→ **DATA PROVIDED**
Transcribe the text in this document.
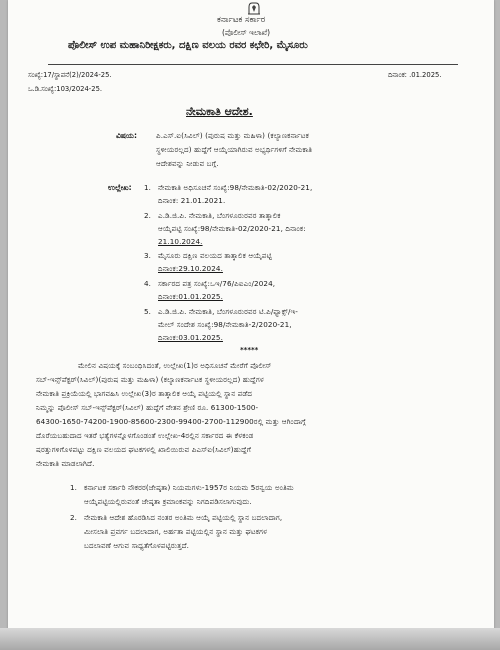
ಕರ್ನಾಟಕ ಸರ್ಕಾರ
(ಪೊಲೀಸ್ ಇಲಾಖೆ)
ಪೊಲೀಸ್ ಉಪ ಮಹಾನಿರೀಕ್ಷಕರು, ದಕ್ಷಿಣ ವಲಯ ರವರ ಕಛೇರಿ, ಮೈಸೂರು
ಸಂಖ್ಯೆ:17/ಸ್ಥಾಪನೆ(2)/2024-25.
ಒ.ಡಿ.ಸಂಖ್ಯೆ:103/2024-25.
ದಿನಾಂಕ: .01.2025.
ನೇಮಕಾತಿ ಆದೇಶ.
ವಿಷಯ:	ಪಿ.ಎಸ್.ಐ(ಸಿವಿಲ್) (ಪುರುಷ ಮತ್ತು ಮಹಿಳಾ) (ಕಲ್ಯಾಣಕರ್ನಾಟಕ
ಸ್ಥಳೀಯರಲ್ಲದ) ಹುದ್ದೆಗೆ ಆಯ್ಕೆಯಾಗಿರುವ ಅಭ್ಯರ್ಥಿಗಳಿಗೆ ನೇಮಕಾತಿ
ಆದೇಶವನ್ನು ನೀಡುವ ಬಗ್ಗೆ.
ಉಲ್ಲೇಖ: 1. ನೇಮಕಾತಿ ಅಧಿಸೂಚನೆ ಸಂಖ್ಯೆ:98/ನೇಮಕಾತಿ-02/2020-21,
ದಿನಾಂಕ: 21.01.2021.
2. ಎ.ಡಿ.ಜಿ.ಪಿ. ನೇಮಕಾತಿ, ಬೆಂಗಳೂರುರವರ ತಾತ್ಕಾಲಿಕ
ಆಯ್ಕೆಪಟ್ಟಿ ಸಂಖ್ಯೆ:98/ನೇಮಕಾತಿ-02/2020-21, ದಿನಾಂಕ:
21.10.2024.
3. ಮೈಸೂರು ದಕ್ಷಿಣ ವಲಯದ ತಾತ್ಕಾಲಿಕ ಆಯ್ಕೆಪಟ್ಟಿ
ದಿನಾಂಕ:29.10.2024.
4. ಸರ್ಕಾರದ ಪತ್ರ ಸಂಖ್ಯೆ:ಒಇ/76/ಪಿಐಎಂ/2024,
ದಿನಾಂಕ:01.01.2025.
5. ಎ.ಡಿ.ಜಿ.ಪಿ. ನೇಮಕಾತಿ, ಬೆಂಗಳೂರುರವರ ಟಿ.ಪಿ/ಫ್ಯಾಕ್ಸ್/ಇ-
ಮೇಲ್ ಸಂದೇಶ ಸಂಖ್ಯೆ:98/ನೇಮಕಾತಿ-2/2020-21,
ದಿನಾಂಕ:03.01.2025.
*****
ಮೇಲಿನ ವಿಷಯಕ್ಕೆ ಸಂಬಂಧಿಸಿದಂತೆ, ಉಲ್ಲೇಖ(1)ರ ಅಧಿಸೂಚನೆ ಮೇರೆಗೆ ಪೊಲೀಸ್
ಸಬ್-ಇನ್ಸ್‌ಪೆಕ್ಟರ್(ಸಿವಿಲ್)(ಪುರುಷ ಮತ್ತು ಮಹಿಳಾ) (ಕಲ್ಯಾಣಕರ್ನಾಟಕ ಸ್ಥಳೀಯರಲ್ಲದ) ಹುದ್ದೆಗಳ
ನೇಮಕಾತಿ ಪ್ರಕ್ರಿಯೆಯಲ್ಲಿ ಭಾಗವಹಿಸಿ ಉಲ್ಲೇಖ(3)ರ ತಾತ್ಕಾಲಿಕ ಆಯ್ಕೆ ಪಟ್ಟಿಯಲ್ಲಿ ಸ್ಥಾನ ಪಡೆದ
ನಿಮ್ಮನ್ನು ಪೊಲೀಸ್ ಸಬ್-ಇನ್ಸ್‌ಪೆಕ್ಟರ್(ಸಿವಿಲ್) ಹುದ್ದೆಗೆ ವೇತನ ಶ್ರೇಣಿ ರೂ. 61300-1500-
64300-1650-74200-1900-85600-2300-99400-2700-112900ರಲ್ಲಿ ಮತ್ತು ಆಗಿಂದಾಗ್ಗೆ
ದೊರೆಯಬಹುದಾದ ಇತರೆ ಭತ್ಯೆಗಳನ್ನೊಳಗೊಂಡಂತೆ ಉಲ್ಲೇಖ-4ರಲ್ಲಿನ ಸರ್ಕಾರದ ಈ ಕೆಳಕಂಡ
ಷರತ್ತುಗಳಿಗೊಳಪಟ್ಟು ದಕ್ಷಿಣ ವಲಯದ ಘಟಕಗಳಲ್ಲಿ ಖಾಲಿಯಿರುವ ಪಿಎಸ್‌ಐ(ಸಿವಿಲ್)ಹುದ್ದೆಗೆ
ನೇಮಕಾತಿ ಮಾಡಲಾಗಿದೆ.
1. ಕರ್ನಾಟಕ ಸರ್ಕಾರಿ ನೌಕರರ(ಜೇಷ್ಠತಾ) ನಿಯಮಗಳು-1957ರ ನಿಯಮ 5ರನ್ವಯ ಅಂತಿಮ
ಆಯ್ಕೆಪಟ್ಟಿಯಲ್ಲಿರುವಂತೆ ಜೇಷ್ಠತಾ ಕ್ರಮಾಂಕವನ್ನು ನಿಗದಿಪಡಿಸಲಾಗುವುದು.
2. ನೇಮಕಾತಿ ಆದೇಶ ಹೊರಡಿಸಿದ ನಂತರ ಅಂತಿಮ ಆಯ್ಕೆ ಪಟ್ಟಿಯಲ್ಲಿ ಸ್ಥಾನ ಬದಲಾದಾಗ,
ಮೀಸಲಾತಿ ಪ್ರವರ್ಗ ಬದಲಾದಾಗ, ಅರ್ಹತಾ ಪಟ್ಟಿಯಲ್ಲಿನ ಸ್ಥಾನ ಮತ್ತು ಘಟಕಗಳ
ಬದಲಾವಣೆ ಆಗುವ ಸಾಧ್ಯತೆಗೊಳಪಟ್ಟಿರುತ್ತದೆ.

→ **AIM OF THE TASK**
Using the material above, set down every line exactly, but skip the pictures.

→ **TASK OUTPUT**
Transcribe the text in this document.
ಕರ್ನಾಟಕ ಸರ್ಕಾರ
(ಪೊಲೀಸ್ ಇಲಾಖೆ)
ಪೊಲೀಸ್ ಉಪ ಮಹಾನಿರೀಕ್ಷಕರು, ದಕ್ಷಿಣ ವಲಯ ರವರ ಕಛೇರಿ, ಮೈಸೂರು
ಸಂಖ್ಯೆ:17/ಸ್ಥಾಪನೆ(2)/2024-25.
ಒ.ಡಿ.ಸಂಖ್ಯೆ:103/2024-25.
ದಿನಾಂಕ: .01.2025.
ನೇಮಕಾತಿ ಆದೇಶ.
ವಿಷಯ:	ಪಿ.ಎಸ್.ಐ(ಸಿವಿಲ್) (ಪುರುಷ ಮತ್ತು ಮಹಿಳಾ) (ಕಲ್ಯಾಣಕರ್ನಾಟಕ
ಸ್ಥಳೀಯರಲ್ಲದ) ಹುದ್ದೆಗೆ ಆಯ್ಕೆಯಾಗಿರುವ ಅಭ್ಯರ್ಥಿಗಳಿಗೆ ನೇಮಕಾತಿ
ಆದೇಶವನ್ನು ನೀಡುವ ಬಗ್ಗೆ.
ಉಲ್ಲೇಖ: 1. ನೇಮಕಾತಿ ಅಧಿಸೂಚನೆ ಸಂಖ್ಯೆ:98/ನೇಮಕಾತಿ-02/2020-21,
ದಿನಾಂಕ: 21.01.2021.
2. ಎ.ಡಿ.ಜಿ.ಪಿ. ನೇಮಕಾತಿ, ಬೆಂಗಳೂರುರವರ ತಾತ್ಕಾಲಿಕ
ಆಯ್ಕೆಪಟ್ಟಿ ಸಂಖ್ಯೆ:98/ನೇಮಕಾತಿ-02/2020-21, ದಿನಾಂಕ:
21.10.2024.
3. ಮೈಸೂರು ದಕ್ಷಿಣ ವಲಯದ ತಾತ್ಕಾಲಿಕ ಆಯ್ಕೆಪಟ್ಟಿ
ದಿನಾಂಕ:29.10.2024.
4. ಸರ್ಕಾರದ ಪತ್ರ ಸಂಖ್ಯೆ:ಒಇ/76/ಪಿಐಎಂ/2024,
ದಿನಾಂಕ:01.01.2025.
5. ಎ.ಡಿ.ಜಿ.ಪಿ. ನೇಮಕಾತಿ, ಬೆಂಗಳೂರುರವರ ಟಿ.ಪಿ/ಫ್ಯಾಕ್ಸ್/ಇ-
ಮೇಲ್ ಸಂದೇಶ ಸಂಖ್ಯೆ:98/ನೇಮಕಾತಿ-2/2020-21,
ದಿನಾಂಕ:03.01.2025.
*****
ಮೇಲಿನ ವಿಷಯಕ್ಕೆ ಸಂಬಂಧಿಸಿದಂತೆ, ಉಲ್ಲೇಖ(1)ರ ಅಧಿಸೂಚನೆ ಮೇರೆಗೆ ಪೊಲೀಸ್
ಸಬ್-ಇನ್ಸ್‌ಪೆಕ್ಟರ್(ಸಿವಿಲ್)(ಪುರುಷ ಮತ್ತು ಮಹಿಳಾ) (ಕಲ್ಯಾಣಕರ್ನಾಟಕ ಸ್ಥಳೀಯರಲ್ಲದ) ಹುದ್ದೆಗಳ
ನೇಮಕಾತಿ ಪ್ರಕ್ರಿಯೆಯಲ್ಲಿ ಭಾಗವಹಿಸಿ ಉಲ್ಲೇಖ(3)ರ ತಾತ್ಕಾಲಿಕ ಆಯ್ಕೆ ಪಟ್ಟಿಯಲ್ಲಿ ಸ್ಥಾನ ಪಡೆದ
ನಿಮ್ಮನ್ನು ಪೊಲೀಸ್ ಸಬ್-ಇನ್ಸ್‌ಪೆಕ್ಟರ್(ಸಿವಿಲ್) ಹುದ್ದೆಗೆ ವೇತನ ಶ್ರೇಣಿ ರೂ. 61300-1500-
64300-1650-74200-1900-85600-2300-99400-2700-112900ರಲ್ಲಿ ಮತ್ತು ಆಗಿಂದಾಗ್ಗೆ
ದೊರೆಯಬಹುದಾದ ಇತರೆ ಭತ್ಯೆಗಳನ್ನೊಳಗೊಂಡಂತೆ ಉಲ್ಲೇಖ-4ರಲ್ಲಿನ ಸರ್ಕಾರದ ಈ ಕೆಳಕಂಡ
ಷರತ್ತುಗಳಿಗೊಳಪಟ್ಟು ದಕ್ಷಿಣ ವಲಯದ ಘಟಕಗಳಲ್ಲಿ ಖಾಲಿಯಿರುವ ಪಿಎಸ್‌ಐ(ಸಿವಿಲ್)ಹುದ್ದೆಗೆ
ನೇಮಕಾತಿ ಮಾಡಲಾಗಿದೆ.
1. ಕರ್ನಾಟಕ ಸರ್ಕಾರಿ ನೌಕರರ(ಜೇಷ್ಠತಾ) ನಿಯಮಗಳು-1957ರ ನಿಯಮ 5ರನ್ವಯ ಅಂತಿಮ
ಆಯ್ಕೆಪಟ್ಟಿಯಲ್ಲಿರುವಂತೆ ಜೇಷ್ಠತಾ ಕ್ರಮಾಂಕವನ್ನು ನಿಗದಿಪಡಿಸಲಾಗುವುದು.
2. ನೇಮಕಾತಿ ಆದೇಶ ಹೊರಡಿಸಿದ ನಂತರ ಅಂತಿಮ ಆಯ್ಕೆ ಪಟ್ಟಿಯಲ್ಲಿ ಸ್ಥಾನ ಬದಲಾದಾಗ,
ಮೀಸಲಾತಿ ಪ್ರವರ್ಗ ಬದಲಾದಾಗ, ಅರ್ಹತಾ ಪಟ್ಟಿಯಲ್ಲಿನ ಸ್ಥಾನ ಮತ್ತು ಘಟಕಗಳ
ಬದಲಾವಣೆ ಆಗುವ ಸಾಧ್ಯತೆಗೊಳಪಟ್ಟಿರುತ್ತದೆ.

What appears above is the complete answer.